● **Parts of the exercise**
1. Answer these questions about the WSE 3.0 guide:
(a) What total time does the guide give for step 2?
(b) What are the two Hands on Labs listed in step 1?
(c) In the second project idea, what kind of custom token type would you create?
2. Reproduce the part of the WSE 3.0 guide that opens with the words containing "1. Secure your" and closes with "or a certificate.".

● **Document section**
————
A question that I often get asked is - How do I get started learning about WSE 3.0 and what considerations need to be made when building secure Web services?

 

So I have put together some essential steps to help get you started on the road with WSE 3.0 along with some estimated times. I have also included some projects to spark ideas that you can build, because in the end that is the only true way to learn.

 

1) First go to the WSE Home Page here

*        Download the WSE 3.0 SDK and read the documentation introduction

*        Run each of the WSE Quickstarts samples and look through the code.

*        Work through the two detailed WSE 3.0 Hands on Labs (HOLs)

*       Exploring Security

*       Exploring Messaging

Total time - 2 days

 

2) Then go to the Patterns and Practices Home Page here

*       Read the Scenarios, Patterns, and Implementation Guidance for Web Services Enhancements (WSE) 3.0

*        Walk through the Web Service Security Guidance Quickstarts

*        Listen to the Web Casts for the Web Service Security on the same page

Total time - 3 days

 

3) Then return to the WSE Home Page and read the following articles

*        Read “What's New in Web Services Enhancements 3.0“

*        Read “Protect Your Web Services Through The Extensible Policy Framework In WSE 3.0 “

Total time - 1 day

 

4) And if you still need more listen to the Ron Jacobs Arc Casts on WSE 3.0

*        http://channel9.msdn.com/Shows/ARCast_with_Ron_Jacobs

Total time - 1 day if you are insane, spread over 1 week for mortals

Need some ideas? Here are some projects to build with WSE 3.0

  1. Secure your existing Web services! Easy one this.
  2. Get a finger print reader and using the fingerprint SDK create your own custom  fingerprint XML token type. Now you can authenticate to a Web service using your fingerprint, rather than a having to use password or a certificate.
  3. Using the examples in the messaging hands on lab (HOL) implement the SMTP protocol and use this to securely post messages to a Web service. The interesting aspect here is that this is a store and forward scenario which does not have to have a permanent connection. This is a classic case where message level security is a suitable technology choice.
  4. Integrate with AzMan and ADAM for application level authorization and authentication.
  5. Set up a web service at work called "15 minutes of Fame" with a spare big screen monitor in the hallway for all to see. Write a service to give everyone in your group 15 minutes of fame with timeslots that they can book, securely of course. If you use Kerberos or X509 certificates for security (use the former if you have Active Directory) offer a prize for anyone who can hack the site to change the message on the screen (no access to the box allowed of course) Sit back an relax knowing that your prize is safe.
————
● **Provided material**
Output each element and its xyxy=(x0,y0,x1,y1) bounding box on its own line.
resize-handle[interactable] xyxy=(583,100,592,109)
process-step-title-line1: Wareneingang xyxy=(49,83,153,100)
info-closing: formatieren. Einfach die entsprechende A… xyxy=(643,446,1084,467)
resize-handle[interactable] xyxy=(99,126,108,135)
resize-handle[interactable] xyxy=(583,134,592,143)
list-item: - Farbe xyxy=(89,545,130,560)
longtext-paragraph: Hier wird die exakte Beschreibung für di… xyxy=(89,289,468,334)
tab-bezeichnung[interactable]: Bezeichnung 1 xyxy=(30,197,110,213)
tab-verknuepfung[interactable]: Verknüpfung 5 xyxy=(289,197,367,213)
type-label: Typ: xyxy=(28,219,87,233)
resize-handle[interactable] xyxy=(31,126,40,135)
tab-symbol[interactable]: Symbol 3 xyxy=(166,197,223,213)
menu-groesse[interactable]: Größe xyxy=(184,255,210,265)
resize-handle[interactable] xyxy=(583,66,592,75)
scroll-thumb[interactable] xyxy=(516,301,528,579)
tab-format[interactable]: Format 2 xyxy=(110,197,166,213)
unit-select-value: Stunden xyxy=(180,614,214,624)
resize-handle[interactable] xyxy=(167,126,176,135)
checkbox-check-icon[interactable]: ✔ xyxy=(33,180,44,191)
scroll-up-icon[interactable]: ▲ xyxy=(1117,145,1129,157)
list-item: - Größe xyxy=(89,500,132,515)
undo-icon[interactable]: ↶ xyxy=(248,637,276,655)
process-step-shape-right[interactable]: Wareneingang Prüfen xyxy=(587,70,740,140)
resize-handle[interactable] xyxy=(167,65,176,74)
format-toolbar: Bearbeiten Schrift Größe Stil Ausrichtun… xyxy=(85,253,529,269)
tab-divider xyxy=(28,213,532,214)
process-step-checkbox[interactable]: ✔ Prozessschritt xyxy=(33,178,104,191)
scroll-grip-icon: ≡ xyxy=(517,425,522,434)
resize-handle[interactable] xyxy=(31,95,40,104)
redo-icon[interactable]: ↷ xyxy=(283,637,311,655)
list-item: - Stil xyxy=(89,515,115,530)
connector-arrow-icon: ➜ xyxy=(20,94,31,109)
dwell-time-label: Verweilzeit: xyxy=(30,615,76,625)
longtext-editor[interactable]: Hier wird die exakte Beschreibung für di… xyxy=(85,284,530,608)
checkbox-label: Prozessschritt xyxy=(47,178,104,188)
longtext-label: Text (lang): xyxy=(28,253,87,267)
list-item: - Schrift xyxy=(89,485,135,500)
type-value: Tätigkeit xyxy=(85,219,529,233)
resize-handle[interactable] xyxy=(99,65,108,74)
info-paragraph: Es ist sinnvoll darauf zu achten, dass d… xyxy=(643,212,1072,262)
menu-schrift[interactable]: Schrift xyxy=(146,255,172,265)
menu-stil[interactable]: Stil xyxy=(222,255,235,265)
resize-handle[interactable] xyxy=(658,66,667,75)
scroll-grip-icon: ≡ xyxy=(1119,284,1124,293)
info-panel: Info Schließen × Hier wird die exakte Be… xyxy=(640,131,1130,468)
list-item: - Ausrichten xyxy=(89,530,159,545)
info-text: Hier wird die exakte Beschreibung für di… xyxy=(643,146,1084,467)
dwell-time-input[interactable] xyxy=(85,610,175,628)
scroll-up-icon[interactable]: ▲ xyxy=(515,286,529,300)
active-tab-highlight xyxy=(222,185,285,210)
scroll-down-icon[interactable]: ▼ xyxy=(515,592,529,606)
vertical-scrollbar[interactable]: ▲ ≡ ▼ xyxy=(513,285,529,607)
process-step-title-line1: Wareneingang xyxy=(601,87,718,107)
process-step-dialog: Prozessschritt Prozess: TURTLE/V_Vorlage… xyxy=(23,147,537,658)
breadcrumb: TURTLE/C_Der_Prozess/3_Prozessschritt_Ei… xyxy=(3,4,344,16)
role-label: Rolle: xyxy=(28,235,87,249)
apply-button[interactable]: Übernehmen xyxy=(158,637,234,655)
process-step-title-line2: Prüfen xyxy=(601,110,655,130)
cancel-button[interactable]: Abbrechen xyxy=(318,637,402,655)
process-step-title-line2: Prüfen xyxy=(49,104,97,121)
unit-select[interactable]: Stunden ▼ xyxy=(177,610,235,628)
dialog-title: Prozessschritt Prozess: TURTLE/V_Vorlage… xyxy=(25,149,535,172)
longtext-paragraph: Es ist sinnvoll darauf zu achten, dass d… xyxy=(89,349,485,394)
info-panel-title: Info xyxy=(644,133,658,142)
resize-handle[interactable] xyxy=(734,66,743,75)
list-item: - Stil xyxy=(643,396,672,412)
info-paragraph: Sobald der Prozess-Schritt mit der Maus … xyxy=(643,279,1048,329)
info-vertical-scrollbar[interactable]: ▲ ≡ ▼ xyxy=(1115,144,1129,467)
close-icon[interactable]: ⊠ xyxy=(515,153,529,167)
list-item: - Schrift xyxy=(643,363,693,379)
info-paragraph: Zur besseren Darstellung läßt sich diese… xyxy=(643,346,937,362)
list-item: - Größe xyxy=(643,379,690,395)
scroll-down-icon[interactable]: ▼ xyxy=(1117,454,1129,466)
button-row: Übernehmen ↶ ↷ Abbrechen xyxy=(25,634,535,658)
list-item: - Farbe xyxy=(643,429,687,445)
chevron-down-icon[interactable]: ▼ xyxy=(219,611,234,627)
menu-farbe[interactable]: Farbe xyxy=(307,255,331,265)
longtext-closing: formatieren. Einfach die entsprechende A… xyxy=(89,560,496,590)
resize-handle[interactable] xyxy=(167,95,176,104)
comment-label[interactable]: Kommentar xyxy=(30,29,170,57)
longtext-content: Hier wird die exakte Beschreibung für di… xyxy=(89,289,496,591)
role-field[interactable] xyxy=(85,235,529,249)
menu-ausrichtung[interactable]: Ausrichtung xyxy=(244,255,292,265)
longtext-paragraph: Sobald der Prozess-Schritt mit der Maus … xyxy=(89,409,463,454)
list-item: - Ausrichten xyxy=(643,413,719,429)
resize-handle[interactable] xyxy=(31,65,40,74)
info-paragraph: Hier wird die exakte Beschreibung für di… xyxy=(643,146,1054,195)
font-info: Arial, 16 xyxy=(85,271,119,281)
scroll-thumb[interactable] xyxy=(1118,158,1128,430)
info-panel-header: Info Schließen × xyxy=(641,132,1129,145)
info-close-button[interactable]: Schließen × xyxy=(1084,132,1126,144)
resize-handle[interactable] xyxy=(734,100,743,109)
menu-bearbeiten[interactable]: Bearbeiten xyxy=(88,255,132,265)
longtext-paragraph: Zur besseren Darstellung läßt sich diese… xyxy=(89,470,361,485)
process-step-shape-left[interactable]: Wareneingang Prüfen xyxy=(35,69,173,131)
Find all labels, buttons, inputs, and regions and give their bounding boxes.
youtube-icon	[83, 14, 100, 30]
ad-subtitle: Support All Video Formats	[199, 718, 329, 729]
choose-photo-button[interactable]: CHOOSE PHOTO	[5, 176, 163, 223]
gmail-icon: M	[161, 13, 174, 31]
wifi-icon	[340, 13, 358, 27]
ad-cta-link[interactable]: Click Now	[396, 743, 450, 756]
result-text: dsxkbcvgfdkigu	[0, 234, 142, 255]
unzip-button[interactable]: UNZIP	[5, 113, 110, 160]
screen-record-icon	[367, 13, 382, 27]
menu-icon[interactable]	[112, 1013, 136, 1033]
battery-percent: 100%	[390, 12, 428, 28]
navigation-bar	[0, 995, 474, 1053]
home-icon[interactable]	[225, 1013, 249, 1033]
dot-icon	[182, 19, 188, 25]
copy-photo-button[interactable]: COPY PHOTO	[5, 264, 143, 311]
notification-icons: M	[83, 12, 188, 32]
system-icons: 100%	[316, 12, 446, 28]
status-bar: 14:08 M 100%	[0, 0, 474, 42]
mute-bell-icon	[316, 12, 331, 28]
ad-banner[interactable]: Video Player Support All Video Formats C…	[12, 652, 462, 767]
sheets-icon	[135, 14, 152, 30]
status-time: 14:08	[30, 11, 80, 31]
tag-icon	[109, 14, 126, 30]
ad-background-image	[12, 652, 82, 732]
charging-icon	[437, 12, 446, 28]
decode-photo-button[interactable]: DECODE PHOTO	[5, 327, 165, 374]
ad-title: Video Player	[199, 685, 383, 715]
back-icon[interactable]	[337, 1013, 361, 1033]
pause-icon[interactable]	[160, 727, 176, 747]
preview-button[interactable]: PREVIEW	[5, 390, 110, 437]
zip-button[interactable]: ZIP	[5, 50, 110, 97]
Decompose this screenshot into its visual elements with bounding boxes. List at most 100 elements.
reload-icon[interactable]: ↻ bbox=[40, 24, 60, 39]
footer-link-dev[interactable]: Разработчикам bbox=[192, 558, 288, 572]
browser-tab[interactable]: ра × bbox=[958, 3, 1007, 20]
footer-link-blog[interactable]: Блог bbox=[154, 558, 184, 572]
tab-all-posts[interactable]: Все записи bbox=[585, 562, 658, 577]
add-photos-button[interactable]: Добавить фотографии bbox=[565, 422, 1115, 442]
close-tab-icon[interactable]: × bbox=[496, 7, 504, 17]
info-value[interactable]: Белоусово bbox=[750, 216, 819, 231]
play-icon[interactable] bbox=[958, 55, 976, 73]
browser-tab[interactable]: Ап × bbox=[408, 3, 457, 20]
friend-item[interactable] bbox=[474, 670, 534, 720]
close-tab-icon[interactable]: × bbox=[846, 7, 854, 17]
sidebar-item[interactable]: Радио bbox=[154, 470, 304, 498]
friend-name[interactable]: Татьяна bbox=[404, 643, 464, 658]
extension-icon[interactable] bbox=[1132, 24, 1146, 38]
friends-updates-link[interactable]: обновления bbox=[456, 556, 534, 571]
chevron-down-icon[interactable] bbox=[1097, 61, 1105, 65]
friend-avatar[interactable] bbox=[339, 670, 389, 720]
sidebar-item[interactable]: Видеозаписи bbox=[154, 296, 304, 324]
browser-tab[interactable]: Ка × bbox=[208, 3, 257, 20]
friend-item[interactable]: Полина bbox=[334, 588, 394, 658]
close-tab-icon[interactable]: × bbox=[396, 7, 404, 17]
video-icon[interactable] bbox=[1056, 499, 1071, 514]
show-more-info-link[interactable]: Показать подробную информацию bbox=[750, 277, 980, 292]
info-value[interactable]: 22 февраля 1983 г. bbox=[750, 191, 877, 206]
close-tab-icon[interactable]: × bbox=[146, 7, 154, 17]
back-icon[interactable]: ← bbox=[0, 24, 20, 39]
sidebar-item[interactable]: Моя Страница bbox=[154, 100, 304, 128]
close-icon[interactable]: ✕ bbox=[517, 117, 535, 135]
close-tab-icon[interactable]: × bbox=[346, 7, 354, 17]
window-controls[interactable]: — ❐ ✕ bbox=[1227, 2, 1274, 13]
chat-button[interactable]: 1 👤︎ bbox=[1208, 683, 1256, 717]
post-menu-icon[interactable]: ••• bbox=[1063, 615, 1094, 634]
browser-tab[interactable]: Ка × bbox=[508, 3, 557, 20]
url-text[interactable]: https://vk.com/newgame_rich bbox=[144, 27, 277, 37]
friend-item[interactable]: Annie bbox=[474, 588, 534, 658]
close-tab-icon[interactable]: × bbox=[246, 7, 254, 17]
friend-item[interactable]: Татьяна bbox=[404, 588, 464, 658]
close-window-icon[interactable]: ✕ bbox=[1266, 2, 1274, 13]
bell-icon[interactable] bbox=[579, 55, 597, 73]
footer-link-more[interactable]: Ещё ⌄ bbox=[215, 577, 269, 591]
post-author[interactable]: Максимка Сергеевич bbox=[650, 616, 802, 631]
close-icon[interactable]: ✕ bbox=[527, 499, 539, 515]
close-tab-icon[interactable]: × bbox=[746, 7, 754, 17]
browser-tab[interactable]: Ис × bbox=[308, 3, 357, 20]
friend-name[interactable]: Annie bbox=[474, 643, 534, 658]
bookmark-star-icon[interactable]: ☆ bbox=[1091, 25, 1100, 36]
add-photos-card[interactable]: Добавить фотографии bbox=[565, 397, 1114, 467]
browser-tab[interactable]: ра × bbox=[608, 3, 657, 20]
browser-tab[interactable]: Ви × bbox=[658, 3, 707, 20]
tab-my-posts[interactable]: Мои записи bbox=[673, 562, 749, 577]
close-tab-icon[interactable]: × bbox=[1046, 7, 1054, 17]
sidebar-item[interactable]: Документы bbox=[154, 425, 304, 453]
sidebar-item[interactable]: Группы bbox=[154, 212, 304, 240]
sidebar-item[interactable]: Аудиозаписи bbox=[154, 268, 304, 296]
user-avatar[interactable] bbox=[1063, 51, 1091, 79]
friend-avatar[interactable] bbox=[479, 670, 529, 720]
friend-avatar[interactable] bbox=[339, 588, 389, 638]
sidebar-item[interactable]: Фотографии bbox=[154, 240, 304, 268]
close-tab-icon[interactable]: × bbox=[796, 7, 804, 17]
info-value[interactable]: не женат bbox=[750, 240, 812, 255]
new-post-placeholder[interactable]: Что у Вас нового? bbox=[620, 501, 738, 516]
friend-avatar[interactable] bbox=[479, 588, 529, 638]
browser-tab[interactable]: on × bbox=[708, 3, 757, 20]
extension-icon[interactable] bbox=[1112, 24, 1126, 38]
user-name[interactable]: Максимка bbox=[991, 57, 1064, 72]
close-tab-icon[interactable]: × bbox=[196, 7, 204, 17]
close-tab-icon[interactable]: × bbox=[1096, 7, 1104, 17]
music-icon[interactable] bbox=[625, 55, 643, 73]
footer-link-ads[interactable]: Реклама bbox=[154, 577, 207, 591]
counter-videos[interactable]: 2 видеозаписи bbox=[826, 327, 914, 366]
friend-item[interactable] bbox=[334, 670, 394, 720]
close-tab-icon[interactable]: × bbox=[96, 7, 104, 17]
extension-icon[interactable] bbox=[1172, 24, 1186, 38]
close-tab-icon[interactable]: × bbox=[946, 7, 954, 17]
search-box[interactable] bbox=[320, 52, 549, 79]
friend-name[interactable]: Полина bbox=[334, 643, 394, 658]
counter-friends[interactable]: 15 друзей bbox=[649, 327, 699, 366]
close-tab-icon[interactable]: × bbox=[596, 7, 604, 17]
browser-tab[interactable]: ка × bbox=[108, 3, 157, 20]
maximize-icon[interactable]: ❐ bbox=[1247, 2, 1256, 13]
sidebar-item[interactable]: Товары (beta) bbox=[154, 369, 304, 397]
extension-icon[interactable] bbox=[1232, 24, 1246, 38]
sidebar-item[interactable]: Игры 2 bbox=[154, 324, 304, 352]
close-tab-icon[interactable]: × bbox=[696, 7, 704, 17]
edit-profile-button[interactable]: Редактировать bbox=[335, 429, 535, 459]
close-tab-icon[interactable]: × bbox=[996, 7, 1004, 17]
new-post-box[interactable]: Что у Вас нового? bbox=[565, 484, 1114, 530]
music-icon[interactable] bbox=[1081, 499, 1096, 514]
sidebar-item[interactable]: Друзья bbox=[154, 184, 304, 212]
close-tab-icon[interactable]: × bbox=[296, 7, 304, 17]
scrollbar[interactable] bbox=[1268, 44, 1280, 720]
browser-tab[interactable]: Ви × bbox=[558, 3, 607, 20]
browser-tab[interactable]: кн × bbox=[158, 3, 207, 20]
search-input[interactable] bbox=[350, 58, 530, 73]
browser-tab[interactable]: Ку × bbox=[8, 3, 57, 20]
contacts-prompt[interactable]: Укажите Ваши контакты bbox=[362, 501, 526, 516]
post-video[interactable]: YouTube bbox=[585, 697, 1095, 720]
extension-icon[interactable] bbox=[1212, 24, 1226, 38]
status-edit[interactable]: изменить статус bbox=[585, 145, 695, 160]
————
● **Answer list**
1.
(a) 3 days
(b) Exploring Security and Exploring Messaging
(c) A custom fingerprint XML token type

2.
1. Secure your existing Web services! Easy one this.
  2. Get a finger print reader and using the fingerprint SDK create your own custom  fingerprint XML token type. Now you can authenticate to a Web service using your fingerprint, rather than a having to use password or a certificate.